● **What is expected**: Determine how many lines include the word "的最小值为", then give that number and nothing more.

(Extracted data entries)
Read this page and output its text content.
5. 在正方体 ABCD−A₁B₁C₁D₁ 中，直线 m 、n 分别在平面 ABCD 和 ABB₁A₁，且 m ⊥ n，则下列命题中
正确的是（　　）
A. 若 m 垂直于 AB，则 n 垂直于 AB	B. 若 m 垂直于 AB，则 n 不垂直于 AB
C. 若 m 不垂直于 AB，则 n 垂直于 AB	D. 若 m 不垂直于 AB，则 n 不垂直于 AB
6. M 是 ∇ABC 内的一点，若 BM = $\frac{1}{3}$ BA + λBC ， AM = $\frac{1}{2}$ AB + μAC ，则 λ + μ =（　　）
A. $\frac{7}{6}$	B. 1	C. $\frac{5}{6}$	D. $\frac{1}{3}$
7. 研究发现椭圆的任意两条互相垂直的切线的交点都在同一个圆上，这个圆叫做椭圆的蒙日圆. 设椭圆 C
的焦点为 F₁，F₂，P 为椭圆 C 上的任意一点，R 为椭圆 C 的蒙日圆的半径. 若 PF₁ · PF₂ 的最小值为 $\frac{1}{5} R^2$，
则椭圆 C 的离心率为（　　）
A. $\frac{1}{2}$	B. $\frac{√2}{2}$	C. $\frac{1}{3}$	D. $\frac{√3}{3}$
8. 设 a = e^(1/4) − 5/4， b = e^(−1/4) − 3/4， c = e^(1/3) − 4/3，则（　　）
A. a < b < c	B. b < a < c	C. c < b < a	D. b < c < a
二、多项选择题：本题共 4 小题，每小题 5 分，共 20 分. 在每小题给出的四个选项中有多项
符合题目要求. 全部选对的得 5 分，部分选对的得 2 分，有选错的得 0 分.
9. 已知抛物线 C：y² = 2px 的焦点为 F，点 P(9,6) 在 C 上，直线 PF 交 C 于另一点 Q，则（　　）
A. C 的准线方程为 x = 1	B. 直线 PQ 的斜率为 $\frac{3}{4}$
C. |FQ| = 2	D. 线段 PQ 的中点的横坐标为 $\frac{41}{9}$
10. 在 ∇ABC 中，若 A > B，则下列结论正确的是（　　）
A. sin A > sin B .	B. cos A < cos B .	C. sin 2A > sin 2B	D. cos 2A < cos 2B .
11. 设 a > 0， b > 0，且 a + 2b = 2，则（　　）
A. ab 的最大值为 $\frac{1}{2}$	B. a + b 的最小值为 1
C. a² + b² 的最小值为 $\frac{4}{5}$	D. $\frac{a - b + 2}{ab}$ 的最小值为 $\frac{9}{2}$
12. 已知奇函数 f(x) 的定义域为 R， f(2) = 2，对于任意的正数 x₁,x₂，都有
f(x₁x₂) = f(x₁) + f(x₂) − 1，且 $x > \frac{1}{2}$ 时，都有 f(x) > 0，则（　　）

● **The answer**: 3